The exercise:
Identify each line below that contains the word "untuk", and copy it out.

Entries:
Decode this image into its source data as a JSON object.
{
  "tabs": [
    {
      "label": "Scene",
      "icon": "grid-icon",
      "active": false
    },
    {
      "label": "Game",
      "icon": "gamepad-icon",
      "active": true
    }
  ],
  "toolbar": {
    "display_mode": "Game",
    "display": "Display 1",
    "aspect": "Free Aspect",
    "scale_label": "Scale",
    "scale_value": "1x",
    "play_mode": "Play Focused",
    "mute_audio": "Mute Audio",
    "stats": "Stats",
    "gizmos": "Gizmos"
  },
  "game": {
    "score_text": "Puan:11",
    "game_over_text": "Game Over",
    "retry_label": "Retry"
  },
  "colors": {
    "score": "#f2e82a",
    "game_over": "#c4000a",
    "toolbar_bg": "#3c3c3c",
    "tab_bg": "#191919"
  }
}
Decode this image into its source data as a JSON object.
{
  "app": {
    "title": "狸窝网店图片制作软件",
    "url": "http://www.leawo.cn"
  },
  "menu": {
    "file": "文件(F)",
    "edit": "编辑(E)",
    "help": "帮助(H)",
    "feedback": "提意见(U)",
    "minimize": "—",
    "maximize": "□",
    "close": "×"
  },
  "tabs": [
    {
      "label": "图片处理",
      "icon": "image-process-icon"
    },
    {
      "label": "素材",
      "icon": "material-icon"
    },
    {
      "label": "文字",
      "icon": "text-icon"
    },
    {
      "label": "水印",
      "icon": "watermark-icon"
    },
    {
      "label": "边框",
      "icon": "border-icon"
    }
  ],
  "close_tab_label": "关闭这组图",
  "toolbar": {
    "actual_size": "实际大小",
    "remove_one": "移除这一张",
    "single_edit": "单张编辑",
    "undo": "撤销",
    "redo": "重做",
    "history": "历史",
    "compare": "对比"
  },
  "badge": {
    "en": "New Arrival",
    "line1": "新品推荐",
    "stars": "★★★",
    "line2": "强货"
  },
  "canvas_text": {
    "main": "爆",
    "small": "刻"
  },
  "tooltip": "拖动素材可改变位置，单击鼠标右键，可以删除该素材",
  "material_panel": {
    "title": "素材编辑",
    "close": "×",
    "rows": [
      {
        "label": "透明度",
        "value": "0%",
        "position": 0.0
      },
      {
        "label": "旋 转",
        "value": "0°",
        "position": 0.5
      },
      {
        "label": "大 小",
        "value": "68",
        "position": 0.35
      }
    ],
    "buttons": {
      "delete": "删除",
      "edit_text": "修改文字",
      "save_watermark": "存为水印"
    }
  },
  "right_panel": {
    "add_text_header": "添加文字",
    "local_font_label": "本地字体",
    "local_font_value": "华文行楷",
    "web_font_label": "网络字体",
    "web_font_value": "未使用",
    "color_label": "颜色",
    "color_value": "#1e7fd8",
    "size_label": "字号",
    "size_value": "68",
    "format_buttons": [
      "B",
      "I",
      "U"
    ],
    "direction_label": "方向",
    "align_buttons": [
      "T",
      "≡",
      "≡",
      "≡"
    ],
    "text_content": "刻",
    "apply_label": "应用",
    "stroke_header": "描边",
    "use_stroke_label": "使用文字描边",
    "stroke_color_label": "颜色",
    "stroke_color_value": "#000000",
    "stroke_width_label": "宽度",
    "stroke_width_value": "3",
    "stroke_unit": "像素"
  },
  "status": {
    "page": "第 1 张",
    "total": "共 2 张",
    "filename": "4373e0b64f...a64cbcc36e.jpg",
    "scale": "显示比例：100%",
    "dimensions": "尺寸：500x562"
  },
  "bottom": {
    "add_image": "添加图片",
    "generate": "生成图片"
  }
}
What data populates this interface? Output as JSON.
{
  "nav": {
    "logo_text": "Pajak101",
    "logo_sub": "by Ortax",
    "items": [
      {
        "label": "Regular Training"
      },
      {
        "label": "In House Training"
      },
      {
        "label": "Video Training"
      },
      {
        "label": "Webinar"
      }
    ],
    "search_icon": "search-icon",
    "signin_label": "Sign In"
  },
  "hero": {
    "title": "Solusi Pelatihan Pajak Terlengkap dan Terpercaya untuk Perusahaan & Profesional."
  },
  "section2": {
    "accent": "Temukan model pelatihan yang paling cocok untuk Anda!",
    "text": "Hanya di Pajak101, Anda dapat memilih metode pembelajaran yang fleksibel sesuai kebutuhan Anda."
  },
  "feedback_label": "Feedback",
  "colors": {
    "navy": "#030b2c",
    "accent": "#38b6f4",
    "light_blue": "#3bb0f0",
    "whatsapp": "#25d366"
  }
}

Answer to this problem:
    "title": "Solusi Pelatihan Pajak Terlengkap dan Terpercaya untuk Perusahaan & Profesional."
    "accent": "Temukan model pelatihan yang paling cocok untuk Anda!",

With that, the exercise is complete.